• TASK OBJECTIVE
Write out the whole listing exactly as it stands.

• EXCERPTED RECORDS
----------

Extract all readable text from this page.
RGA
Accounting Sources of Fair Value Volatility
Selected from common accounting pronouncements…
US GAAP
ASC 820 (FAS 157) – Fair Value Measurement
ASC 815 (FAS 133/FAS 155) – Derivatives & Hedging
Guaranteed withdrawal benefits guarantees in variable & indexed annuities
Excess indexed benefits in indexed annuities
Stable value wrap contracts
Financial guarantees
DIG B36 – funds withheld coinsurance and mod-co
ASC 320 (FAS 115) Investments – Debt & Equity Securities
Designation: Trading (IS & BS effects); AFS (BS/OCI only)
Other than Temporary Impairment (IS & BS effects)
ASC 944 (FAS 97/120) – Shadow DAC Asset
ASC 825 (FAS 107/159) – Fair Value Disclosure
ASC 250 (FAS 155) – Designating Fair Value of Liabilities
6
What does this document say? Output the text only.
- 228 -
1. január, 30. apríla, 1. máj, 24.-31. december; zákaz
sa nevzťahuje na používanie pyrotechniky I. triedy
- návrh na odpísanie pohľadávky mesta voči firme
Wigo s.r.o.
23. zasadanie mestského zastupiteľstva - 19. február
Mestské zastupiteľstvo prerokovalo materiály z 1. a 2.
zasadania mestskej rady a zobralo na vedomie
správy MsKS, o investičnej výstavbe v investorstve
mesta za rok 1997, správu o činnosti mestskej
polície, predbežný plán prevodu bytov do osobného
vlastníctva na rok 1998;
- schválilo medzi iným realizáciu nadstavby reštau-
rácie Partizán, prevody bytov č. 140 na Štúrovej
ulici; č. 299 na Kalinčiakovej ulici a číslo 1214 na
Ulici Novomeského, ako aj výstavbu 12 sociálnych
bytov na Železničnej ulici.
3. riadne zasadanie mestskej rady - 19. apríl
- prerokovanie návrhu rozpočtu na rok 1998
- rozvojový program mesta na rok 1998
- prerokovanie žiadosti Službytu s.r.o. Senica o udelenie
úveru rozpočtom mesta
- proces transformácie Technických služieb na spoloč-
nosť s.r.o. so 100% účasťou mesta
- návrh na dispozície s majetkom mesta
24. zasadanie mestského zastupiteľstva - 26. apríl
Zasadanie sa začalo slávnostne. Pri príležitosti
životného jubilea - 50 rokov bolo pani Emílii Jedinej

----------

• OUTPUT OF THE TASK
Extract all readable text from this page.
RGA
Accounting Sources of Fair Value Volatility
Selected from common accounting pronouncements…
US GAAP
ASC 820 (FAS 157) – Fair Value Measurement
ASC 815 (FAS 133/FAS 155) – Derivatives & Hedging
Guaranteed withdrawal benefits guarantees in variable & indexed annuities
Excess indexed benefits in indexed annuities
Stable value wrap contracts
Financial guarantees
DIG B36 – funds withheld coinsurance and mod-co
ASC 320 (FAS 115) Investments – Debt & Equity Securities
Designation: Trading (IS & BS effects); AFS (BS/OCI only)
Other than Temporary Impairment (IS & BS effects)
ASC 944 (FAS 97/120) – Shadow DAC Asset
ASC 825 (FAS 107/159) – Fair Value Disclosure
ASC 250 (FAS 155) – Designating Fair Value of Liabilities
6
What does this document say? Output the text only.
- 228 -
1. január, 30. apríla, 1. máj, 24.-31. december; zákaz
sa nevzťahuje na používanie pyrotechniky I. triedy
- návrh na odpísanie pohľadávky mesta voči firme
Wigo s.r.o.
23. zasadanie mestského zastupiteľstva - 19. február
Mestské zastupiteľstvo prerokovalo materiály z 1. a 2.
zasadania mestskej rady a zobralo na vedomie
správy MsKS, o investičnej výstavbe v investorstve
mesta za rok 1997, správu o činnosti mestskej
polície, predbežný plán prevodu bytov do osobného
vlastníctva na rok 1998;
- schválilo medzi iným realizáciu nadstavby reštau-
rácie Partizán, prevody bytov č. 140 na Štúrovej
ulici; č. 299 na Kalinčiakovej ulici a číslo 1214 na
Ulici Novomeského, ako aj výstavbu 12 sociálnych
bytov na Železničnej ulici.
3. riadne zasadanie mestskej rady - 19. apríl
- prerokovanie návrhu rozpočtu na rok 1998
- rozvojový program mesta na rok 1998
- prerokovanie žiadosti Službytu s.r.o. Senica o udelenie
úveru rozpočtom mesta
- proces transformácie Technických služieb na spoloč-
nosť s.r.o. so 100% účasťou mesta
- návrh na dispozície s majetkom mesta
24. zasadanie mestského zastupiteľstva - 26. apríl
Zasadanie sa začalo slávnostne. Pri príležitosti
životného jubilea - 50 rokov bolo pani Emílii Jedinej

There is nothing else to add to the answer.